PASSAGE GIVEN:
Maureen Lane
For Higher Education, Juggle versus Retention
Tuesday's New York Times reports Mayor Bloomberg "Announced a new program intended to make it easier for poor people to attend colleges while holding down jobs." The idea is to support students to graduate from community college. Current graduation rates are about 21percent. The program will be developed at CUNY (City University of New York).
CUNY is a good choice. I know because I'm there everyday working with its students and organizing with students so that more students receiving public assistance can stay in school despite the roadblocks that misguided public policy has put in their way. In the 1980's and 1990's, CUNY multiple programs were developed to support students receiving public assistance, people with incomes below 50% of the poverty line, to attain college degrees. The programs were stunningly successful. Statistic show that almost 90% of the students moved permanently from welfare upon graduation. Those same studies showed that students were graduating at the same rates as the rest of CUNY and rates were much better than 21%.
At the Welfare Rights Initiative, we have incorporated what we know works, what CUNY knows works. Students need support. Our yearlong program connects participants as a cohort and the class forms a learning community that helps all to achieve their goals for the year. WRI helps to place students in internships and work-study right on campus to facilitate working and attending classes. Additionally, we all share with each other the lessons we have learned about registration, designing a class schedule etc.
All of these will be a part of the mayor's program, I am sure. They could be available to all CUNY students. Funding CUNY is a major priority for this city and yet the city has lagged in its funding.

WHAT TO DO:
• 1. List every organization or institution the commentary on CUNY names.
• 2. Return the part of the commentary on CUNY that opens with the words "Maureen Lane" and stops after "of New York).", copied word for word.

DATASET EXCERPTS:

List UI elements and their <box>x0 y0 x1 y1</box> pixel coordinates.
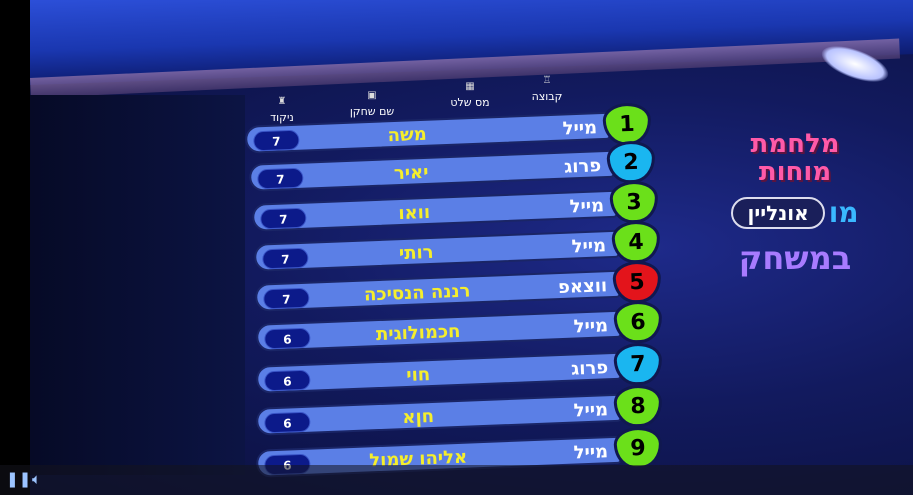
logo-online-pill: אונליין <box>731 196 825 229</box>
group-name: פרוג <box>563 155 602 178</box>
row-bar: 7 רותי מייל <box>253 229 620 272</box>
player-name: רננה הנסיכה <box>363 280 471 306</box>
row-bar: 7 רננה הנסיכה ווצאפ <box>254 269 621 312</box>
rank-badge: 8 <box>613 384 663 428</box>
row-bar: 7 יאיר פרוג <box>248 149 615 192</box>
player-name: חוי <box>405 364 431 386</box>
video-frame: ♜ ניקוד ▣ שם שחקן ▦ מס שלט ♖ קבוצה 7 משה מיי… <box>30 0 913 495</box>
rank-badge: 4 <box>611 220 661 264</box>
leaderboard-row: 7 רננה הנסיכה ווצאפ 5 <box>254 260 666 314</box>
group-name: מייל <box>573 315 609 338</box>
stage-dark-area <box>30 95 245 475</box>
player-name: חכמולוגית <box>375 320 461 346</box>
group-name: פרוג <box>570 357 609 380</box>
pause-icon[interactable]: ❚❚ <box>6 470 32 488</box>
trophy-icon: ♜ <box>277 96 287 107</box>
logo-mo: מו <box>828 196 859 229</box>
leaderboard-row: 7 רותי מייל 4 <box>253 220 665 274</box>
score-pill: 7 <box>256 167 304 190</box>
group-name: ווצאפ <box>557 275 608 299</box>
header-label: שם שחקן <box>349 105 395 118</box>
header-player: ▣ שם שחקן <box>337 90 407 118</box>
rank-badge: 3 <box>609 180 659 224</box>
row-bar: 6 חכמולוגית מייל <box>255 309 622 352</box>
score-pill: 7 <box>252 129 300 152</box>
header-label: מס שלט <box>450 96 490 109</box>
score-pill: 7 <box>261 247 309 270</box>
group-name: מייל <box>562 117 598 140</box>
group-name: מייל <box>569 195 605 218</box>
header-score: ♜ ניקוד <box>247 96 317 124</box>
group-name: מייל <box>573 399 609 422</box>
score-pill: 6 <box>263 327 311 350</box>
rank-badge: 6 <box>613 300 663 344</box>
volume-icon[interactable]: 🔈︎ <box>32 470 42 488</box>
row-bar: 6 חןא מייל <box>255 393 622 436</box>
logo-online: מו אונליין <box>700 196 890 229</box>
header-remote: ▦ מס שלט <box>435 81 505 109</box>
score-pill: 7 <box>262 287 310 310</box>
score-pill: 6 <box>263 411 311 434</box>
rank-badge: 1 <box>602 102 652 146</box>
group-name: מייל <box>571 235 607 258</box>
show-logo: מלחמת מוחות מו אונליין במשחק <box>700 130 890 330</box>
rank-badge: 9 <box>613 426 663 470</box>
player-icon: ▣ <box>367 90 377 101</box>
header-label: קבוצה <box>531 90 563 103</box>
leaderboard-row: 6 חוי פרוג 7 <box>255 342 667 396</box>
player-name: חןא <box>402 405 435 429</box>
header-group: ♖ קבוצה <box>512 75 582 103</box>
row-bar: 7 וואו מייל <box>251 189 618 232</box>
rank-badge: 2 <box>606 140 656 184</box>
rank-badge: 7 <box>613 342 663 386</box>
video-controls: ❚❚ 🔈︎ <box>0 465 913 495</box>
player-name: רותי <box>398 241 434 265</box>
leaderboard-row: 7 וואו מייל 3 <box>251 180 663 234</box>
player-name: יאיר <box>393 161 429 185</box>
logo-title-1: מלחמת <box>750 129 840 159</box>
remote-icon: ▦ <box>465 81 475 92</box>
logo-ingame: במשחק <box>738 239 852 277</box>
row-bar: 6 חוי פרוג <box>255 351 622 394</box>
player-name: וואו <box>398 201 431 225</box>
group-icon: ♖ <box>542 75 552 86</box>
score-pill: 6 <box>263 369 311 392</box>
rank-badge: 5 <box>612 260 662 304</box>
player-name: משה <box>387 123 428 147</box>
header-label: ניקוד <box>270 111 294 124</box>
score-pill: 7 <box>259 207 307 230</box>
leaderboard-row: 6 חןא מייל 8 <box>255 384 667 438</box>
logo-title-2: מוחות <box>758 157 832 187</box>
leaderboard-row: 6 חכמולוגית מייל 6 <box>255 300 667 354</box>
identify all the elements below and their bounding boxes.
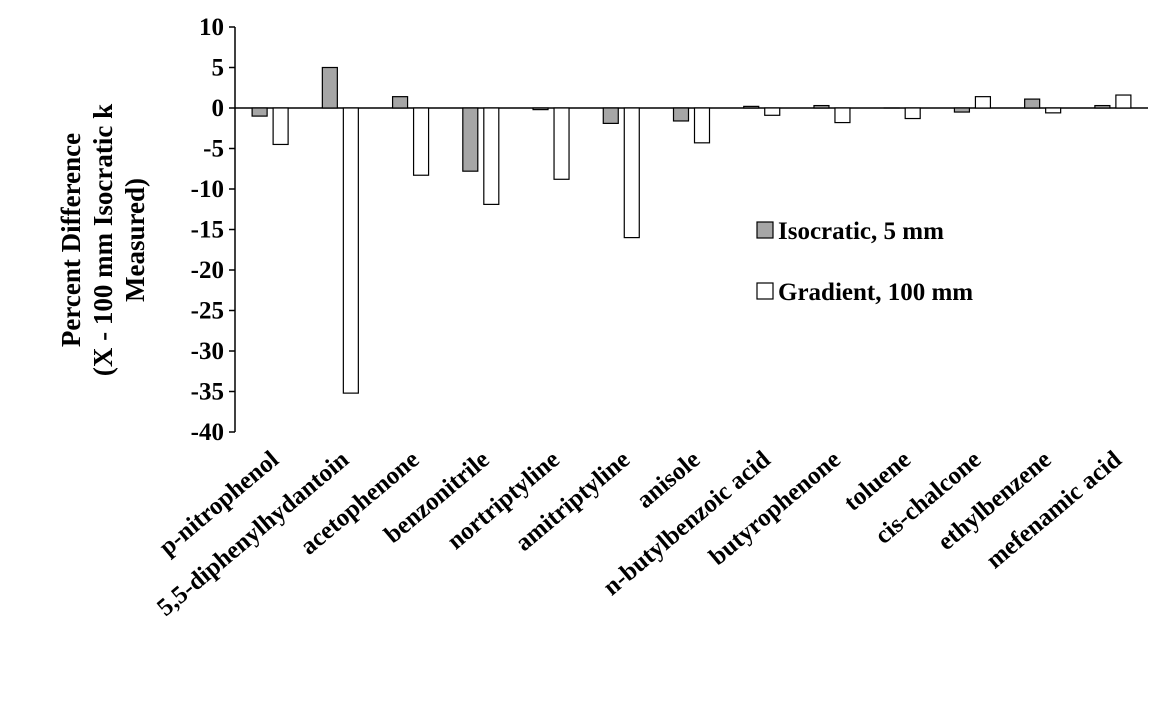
legend-label-isocratic: Isocratic, 5 mm xyxy=(778,218,944,245)
bar-gradient-5-5-diphenylhydantoin xyxy=(343,108,358,393)
bar-isocratic-amitriptyline xyxy=(603,108,618,123)
y-axis-title: Percent Difference (X - 100 mm Isocratic… xyxy=(56,104,150,376)
y-tick-label: -5 xyxy=(203,136,224,163)
bar-gradient-acetophenone xyxy=(414,108,429,175)
y-axis-ticks: 10 5 0 -5 -10 -15 -20 -25 -30 -35 -40 xyxy=(191,14,235,446)
bar-isocratic-ethylbenzene xyxy=(1025,99,1040,108)
bar-gradient-cis-chalcone xyxy=(975,97,990,108)
bar-gradient-p-nitrophenol xyxy=(273,108,288,144)
legend-swatch-gradient xyxy=(757,283,773,299)
bar-gradient-nortriptyline xyxy=(554,108,569,179)
y-tick-label: -35 xyxy=(191,379,224,406)
bar-isocratic-p-nitrophenol xyxy=(252,108,267,116)
bar-gradient-toluene xyxy=(905,108,920,119)
y-tick-label: 0 xyxy=(212,95,225,122)
y-tick-label: -25 xyxy=(191,298,224,325)
legend-swatch-isocratic xyxy=(757,222,773,238)
bar-isocratic-butyrophenone xyxy=(814,106,829,108)
y-tick-label: -10 xyxy=(191,176,224,203)
x-axis-labels: p-nitrophenol5,5-diphenylhydantoinacetop… xyxy=(152,446,1127,622)
y-tick-label: -30 xyxy=(191,338,224,365)
bars xyxy=(252,68,1131,394)
y-tick-label: -15 xyxy=(191,217,224,244)
y-axis-title-line-1: Percent Difference xyxy=(56,133,86,347)
bar-gradient-n-butylbenzoic-acid xyxy=(765,108,780,115)
legend-label-gradient: Gradient, 100 mm xyxy=(778,279,973,306)
bar-isocratic-nortriptyline xyxy=(533,108,548,110)
bar-isocratic-benzonitrile xyxy=(463,108,478,171)
bar-gradient-butyrophenone xyxy=(835,108,850,123)
x-category-label: acetophenone xyxy=(295,446,424,560)
bar-gradient-ethylbenzene xyxy=(1046,108,1061,113)
bar-gradient-anisole xyxy=(695,108,710,143)
bar-isocratic-anisole xyxy=(674,108,689,121)
bar-isocratic-acetophenone xyxy=(393,97,408,108)
y-tick-label: 5 xyxy=(212,55,225,82)
bar-gradient-benzonitrile xyxy=(484,108,499,204)
y-tick-label: 10 xyxy=(199,14,224,41)
y-axis-title-line-2: (X - 100 mm Isocratic k xyxy=(88,104,118,376)
bar-isocratic-5-5-diphenylhydantoin xyxy=(322,68,337,109)
axes xyxy=(235,27,1148,432)
bar-isocratic-n-butylbenzoic-acid xyxy=(744,106,759,108)
bar-gradient-mefenamic-acid xyxy=(1116,95,1131,108)
bar-isocratic-cis-chalcone xyxy=(954,108,969,112)
bar-isocratic-mefenamic-acid xyxy=(1095,106,1110,108)
y-tick-label: -20 xyxy=(191,257,224,284)
y-axis-title-line-3: Measured) xyxy=(120,178,150,302)
legend: Isocratic, 5 mm Gradient, 100 mm xyxy=(757,218,973,306)
bar-gradient-amitriptyline xyxy=(624,108,639,238)
y-tick-label: -40 xyxy=(191,419,224,446)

PROBLEM SOLUTIONS:
• 1.
- The New York Times
- CUNY (City University of New York)
- Welfare Rights Initiative (WRI)

• 2.
Maureen Lane
For Higher Education, Juggle versus Retention
Tuesday's New York Times reports Mayor Bloomberg "Announced a new program intended to make it easier for poor people to attend colleges while holding down jobs." The idea is to support students to graduate from community college. Current graduation rates are about 21percent. The program will be developed at CUNY (City University of New York).